What needs to be done>
Look below and pull out each line with the word "characters".

(Recorded data)
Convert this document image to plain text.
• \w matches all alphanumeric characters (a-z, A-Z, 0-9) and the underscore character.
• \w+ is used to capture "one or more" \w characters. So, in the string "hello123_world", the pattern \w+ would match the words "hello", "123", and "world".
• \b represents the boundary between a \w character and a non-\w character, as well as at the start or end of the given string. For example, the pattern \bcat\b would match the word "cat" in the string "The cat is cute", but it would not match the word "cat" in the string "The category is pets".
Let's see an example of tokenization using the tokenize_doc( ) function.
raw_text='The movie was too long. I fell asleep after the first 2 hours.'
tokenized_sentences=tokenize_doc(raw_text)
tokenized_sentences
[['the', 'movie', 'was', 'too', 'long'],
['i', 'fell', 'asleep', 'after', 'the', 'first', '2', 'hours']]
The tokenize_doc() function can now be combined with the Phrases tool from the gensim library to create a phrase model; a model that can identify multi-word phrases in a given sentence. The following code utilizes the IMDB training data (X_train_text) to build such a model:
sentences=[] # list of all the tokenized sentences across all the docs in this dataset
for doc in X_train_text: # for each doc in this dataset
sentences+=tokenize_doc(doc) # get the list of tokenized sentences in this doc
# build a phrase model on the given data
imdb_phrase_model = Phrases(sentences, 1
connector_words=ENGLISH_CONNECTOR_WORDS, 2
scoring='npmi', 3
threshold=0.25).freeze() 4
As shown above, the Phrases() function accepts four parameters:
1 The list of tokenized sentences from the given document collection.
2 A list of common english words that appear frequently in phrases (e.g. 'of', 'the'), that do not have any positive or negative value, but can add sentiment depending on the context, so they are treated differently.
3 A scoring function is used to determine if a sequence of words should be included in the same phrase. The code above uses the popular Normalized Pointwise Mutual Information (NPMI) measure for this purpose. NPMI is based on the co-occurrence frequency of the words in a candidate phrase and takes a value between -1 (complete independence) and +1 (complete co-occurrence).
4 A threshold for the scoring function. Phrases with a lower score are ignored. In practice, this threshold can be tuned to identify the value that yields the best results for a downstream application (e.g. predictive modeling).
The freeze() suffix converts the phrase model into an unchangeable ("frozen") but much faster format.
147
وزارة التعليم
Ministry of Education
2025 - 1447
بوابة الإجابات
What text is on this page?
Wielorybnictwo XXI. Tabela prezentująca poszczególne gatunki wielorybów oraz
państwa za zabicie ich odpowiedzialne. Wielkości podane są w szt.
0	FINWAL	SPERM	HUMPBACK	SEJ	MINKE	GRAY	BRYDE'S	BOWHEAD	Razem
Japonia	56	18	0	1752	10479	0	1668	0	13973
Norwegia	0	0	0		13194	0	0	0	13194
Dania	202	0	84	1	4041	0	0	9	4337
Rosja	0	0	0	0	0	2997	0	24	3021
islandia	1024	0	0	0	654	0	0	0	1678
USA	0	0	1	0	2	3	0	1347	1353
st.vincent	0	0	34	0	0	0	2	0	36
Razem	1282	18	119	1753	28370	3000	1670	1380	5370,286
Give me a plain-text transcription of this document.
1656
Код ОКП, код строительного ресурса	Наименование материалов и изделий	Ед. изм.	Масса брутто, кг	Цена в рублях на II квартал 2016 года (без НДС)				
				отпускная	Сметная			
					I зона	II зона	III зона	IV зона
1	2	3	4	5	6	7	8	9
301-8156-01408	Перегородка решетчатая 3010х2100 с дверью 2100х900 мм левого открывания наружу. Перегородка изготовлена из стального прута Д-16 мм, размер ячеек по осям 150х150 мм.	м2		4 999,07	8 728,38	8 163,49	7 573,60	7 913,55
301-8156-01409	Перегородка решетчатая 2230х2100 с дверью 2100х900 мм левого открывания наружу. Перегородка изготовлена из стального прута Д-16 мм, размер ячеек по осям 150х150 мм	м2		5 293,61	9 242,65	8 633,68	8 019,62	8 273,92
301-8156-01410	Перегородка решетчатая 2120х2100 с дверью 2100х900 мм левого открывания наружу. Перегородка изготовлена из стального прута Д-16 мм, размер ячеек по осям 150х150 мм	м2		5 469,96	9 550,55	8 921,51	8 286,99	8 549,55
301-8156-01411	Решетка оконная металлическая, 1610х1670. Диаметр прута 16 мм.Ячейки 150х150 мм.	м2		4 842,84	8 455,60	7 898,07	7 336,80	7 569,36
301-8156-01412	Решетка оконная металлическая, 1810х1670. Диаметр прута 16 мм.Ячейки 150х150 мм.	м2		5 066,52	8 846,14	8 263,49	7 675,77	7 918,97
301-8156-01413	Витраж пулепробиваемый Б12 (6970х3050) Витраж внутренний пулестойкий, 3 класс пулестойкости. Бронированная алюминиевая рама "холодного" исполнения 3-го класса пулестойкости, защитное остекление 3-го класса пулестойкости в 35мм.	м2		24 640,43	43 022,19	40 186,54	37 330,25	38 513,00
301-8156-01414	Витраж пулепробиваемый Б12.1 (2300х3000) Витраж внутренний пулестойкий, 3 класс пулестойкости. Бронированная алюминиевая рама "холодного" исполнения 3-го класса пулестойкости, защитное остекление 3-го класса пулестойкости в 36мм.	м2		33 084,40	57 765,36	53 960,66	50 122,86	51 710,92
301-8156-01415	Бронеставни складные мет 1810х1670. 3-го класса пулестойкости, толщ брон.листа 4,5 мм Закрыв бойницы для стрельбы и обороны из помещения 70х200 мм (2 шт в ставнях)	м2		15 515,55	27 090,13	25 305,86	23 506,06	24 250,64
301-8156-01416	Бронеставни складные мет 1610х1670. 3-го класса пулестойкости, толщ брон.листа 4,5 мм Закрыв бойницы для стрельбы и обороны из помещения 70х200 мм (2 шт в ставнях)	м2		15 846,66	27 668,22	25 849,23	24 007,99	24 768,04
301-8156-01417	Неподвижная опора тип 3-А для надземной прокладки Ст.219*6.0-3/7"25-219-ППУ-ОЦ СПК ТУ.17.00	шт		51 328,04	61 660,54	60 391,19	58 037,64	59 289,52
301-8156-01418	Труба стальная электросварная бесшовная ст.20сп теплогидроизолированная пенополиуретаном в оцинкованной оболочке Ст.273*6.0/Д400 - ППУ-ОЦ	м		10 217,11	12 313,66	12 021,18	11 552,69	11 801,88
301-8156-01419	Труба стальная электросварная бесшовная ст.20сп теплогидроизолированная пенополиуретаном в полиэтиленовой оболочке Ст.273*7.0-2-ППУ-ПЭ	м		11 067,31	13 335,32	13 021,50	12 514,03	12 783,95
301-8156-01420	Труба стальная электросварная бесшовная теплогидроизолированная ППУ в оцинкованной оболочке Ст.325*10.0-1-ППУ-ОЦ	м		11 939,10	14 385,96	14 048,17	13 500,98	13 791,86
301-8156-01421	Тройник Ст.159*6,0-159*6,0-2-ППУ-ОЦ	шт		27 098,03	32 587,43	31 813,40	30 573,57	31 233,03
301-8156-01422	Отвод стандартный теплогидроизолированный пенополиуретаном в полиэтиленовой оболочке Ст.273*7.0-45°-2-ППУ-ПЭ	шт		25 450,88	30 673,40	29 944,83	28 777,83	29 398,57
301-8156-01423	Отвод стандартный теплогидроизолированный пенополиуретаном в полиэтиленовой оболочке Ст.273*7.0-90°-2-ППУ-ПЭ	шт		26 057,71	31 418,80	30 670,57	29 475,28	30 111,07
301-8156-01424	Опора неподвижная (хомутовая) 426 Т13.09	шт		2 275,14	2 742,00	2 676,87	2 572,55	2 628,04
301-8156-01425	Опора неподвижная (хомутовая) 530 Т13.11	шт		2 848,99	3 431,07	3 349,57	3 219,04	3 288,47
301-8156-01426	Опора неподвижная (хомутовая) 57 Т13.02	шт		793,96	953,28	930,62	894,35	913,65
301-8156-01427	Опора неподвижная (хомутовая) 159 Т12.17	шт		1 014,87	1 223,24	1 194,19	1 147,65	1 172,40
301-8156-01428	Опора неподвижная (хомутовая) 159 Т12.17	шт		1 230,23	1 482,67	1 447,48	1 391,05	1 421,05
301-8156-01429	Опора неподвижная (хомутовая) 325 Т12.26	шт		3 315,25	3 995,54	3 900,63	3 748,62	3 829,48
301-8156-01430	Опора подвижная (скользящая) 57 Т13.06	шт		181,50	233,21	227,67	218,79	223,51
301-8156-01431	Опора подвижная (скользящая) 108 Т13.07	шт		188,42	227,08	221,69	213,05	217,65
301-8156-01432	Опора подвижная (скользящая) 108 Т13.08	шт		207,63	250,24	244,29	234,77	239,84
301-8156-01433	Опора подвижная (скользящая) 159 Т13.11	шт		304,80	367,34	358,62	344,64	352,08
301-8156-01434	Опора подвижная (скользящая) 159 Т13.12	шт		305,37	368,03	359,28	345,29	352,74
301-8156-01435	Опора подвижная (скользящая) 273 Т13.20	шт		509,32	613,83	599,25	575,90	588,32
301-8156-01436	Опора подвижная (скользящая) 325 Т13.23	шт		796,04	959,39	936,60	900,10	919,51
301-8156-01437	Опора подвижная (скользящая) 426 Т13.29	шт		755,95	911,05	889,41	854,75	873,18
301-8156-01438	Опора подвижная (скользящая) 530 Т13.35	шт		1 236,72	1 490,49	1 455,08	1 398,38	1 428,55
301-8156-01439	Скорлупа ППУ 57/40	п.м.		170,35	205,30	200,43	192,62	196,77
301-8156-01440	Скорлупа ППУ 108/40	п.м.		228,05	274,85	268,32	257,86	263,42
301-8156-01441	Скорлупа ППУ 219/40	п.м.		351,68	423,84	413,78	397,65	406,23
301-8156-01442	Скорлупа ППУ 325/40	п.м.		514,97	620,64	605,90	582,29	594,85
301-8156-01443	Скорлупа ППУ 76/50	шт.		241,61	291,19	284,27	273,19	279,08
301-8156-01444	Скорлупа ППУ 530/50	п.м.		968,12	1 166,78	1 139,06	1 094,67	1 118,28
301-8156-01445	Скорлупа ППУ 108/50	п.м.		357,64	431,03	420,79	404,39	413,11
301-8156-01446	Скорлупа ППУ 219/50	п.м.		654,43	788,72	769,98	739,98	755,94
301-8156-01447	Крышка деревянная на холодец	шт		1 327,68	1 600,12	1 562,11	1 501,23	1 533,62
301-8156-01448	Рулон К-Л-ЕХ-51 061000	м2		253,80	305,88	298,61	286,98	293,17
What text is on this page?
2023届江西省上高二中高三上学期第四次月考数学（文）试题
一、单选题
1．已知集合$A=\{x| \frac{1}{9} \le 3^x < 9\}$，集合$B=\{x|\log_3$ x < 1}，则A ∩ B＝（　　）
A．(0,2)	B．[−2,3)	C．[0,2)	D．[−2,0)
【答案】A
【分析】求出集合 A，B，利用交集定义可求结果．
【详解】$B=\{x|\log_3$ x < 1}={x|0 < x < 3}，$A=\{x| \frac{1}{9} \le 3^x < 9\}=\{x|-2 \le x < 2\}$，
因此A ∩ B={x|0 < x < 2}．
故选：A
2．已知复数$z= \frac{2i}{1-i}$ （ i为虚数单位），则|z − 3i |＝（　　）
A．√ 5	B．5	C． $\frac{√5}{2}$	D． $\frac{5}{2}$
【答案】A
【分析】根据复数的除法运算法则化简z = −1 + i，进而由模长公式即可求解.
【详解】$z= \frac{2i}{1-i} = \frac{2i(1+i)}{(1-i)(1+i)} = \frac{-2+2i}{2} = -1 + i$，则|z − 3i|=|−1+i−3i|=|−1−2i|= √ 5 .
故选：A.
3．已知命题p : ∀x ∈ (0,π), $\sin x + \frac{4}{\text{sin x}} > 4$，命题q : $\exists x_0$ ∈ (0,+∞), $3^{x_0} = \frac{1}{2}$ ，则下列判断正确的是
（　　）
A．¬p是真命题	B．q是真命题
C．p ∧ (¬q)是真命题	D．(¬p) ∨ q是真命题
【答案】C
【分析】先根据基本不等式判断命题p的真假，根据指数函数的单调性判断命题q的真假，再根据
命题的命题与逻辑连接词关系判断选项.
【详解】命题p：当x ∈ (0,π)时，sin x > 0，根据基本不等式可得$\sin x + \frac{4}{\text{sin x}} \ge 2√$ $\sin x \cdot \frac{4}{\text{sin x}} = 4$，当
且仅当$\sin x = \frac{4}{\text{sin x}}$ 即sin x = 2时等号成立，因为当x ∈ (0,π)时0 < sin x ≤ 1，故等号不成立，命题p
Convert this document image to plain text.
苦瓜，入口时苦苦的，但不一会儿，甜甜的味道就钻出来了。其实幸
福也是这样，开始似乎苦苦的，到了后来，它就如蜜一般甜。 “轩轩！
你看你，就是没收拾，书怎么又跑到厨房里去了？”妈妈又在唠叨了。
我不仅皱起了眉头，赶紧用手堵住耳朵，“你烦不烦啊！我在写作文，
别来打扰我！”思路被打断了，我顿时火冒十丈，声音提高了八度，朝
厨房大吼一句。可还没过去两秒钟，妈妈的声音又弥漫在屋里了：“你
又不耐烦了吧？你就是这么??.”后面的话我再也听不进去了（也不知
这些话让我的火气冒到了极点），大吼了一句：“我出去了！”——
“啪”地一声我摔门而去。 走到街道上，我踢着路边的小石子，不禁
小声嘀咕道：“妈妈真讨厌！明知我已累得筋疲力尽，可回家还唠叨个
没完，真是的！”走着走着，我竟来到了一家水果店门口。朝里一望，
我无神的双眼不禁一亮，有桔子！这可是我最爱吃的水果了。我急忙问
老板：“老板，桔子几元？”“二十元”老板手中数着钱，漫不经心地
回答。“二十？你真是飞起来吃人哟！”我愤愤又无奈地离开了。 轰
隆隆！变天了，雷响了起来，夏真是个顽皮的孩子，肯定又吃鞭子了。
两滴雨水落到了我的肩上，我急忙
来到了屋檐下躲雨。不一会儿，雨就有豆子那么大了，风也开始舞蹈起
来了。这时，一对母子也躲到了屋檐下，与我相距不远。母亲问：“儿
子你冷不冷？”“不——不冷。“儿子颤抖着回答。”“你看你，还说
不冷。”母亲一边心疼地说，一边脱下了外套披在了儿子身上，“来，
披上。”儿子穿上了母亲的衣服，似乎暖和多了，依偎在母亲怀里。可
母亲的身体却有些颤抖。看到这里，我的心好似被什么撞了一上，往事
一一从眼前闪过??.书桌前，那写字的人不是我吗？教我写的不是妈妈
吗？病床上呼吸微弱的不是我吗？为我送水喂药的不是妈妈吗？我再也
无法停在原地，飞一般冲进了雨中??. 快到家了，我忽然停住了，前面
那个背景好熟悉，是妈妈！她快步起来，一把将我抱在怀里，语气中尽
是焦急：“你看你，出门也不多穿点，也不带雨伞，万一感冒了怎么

Output for this task>
• \w matches all alphanumeric characters (a-z, A-Z, 0-9) and the underscore character.
• \w+ is used to capture "one or more" \w characters. So, in the string "hello123_world", the pattern \w+ would match the words "hello", "123", and "world".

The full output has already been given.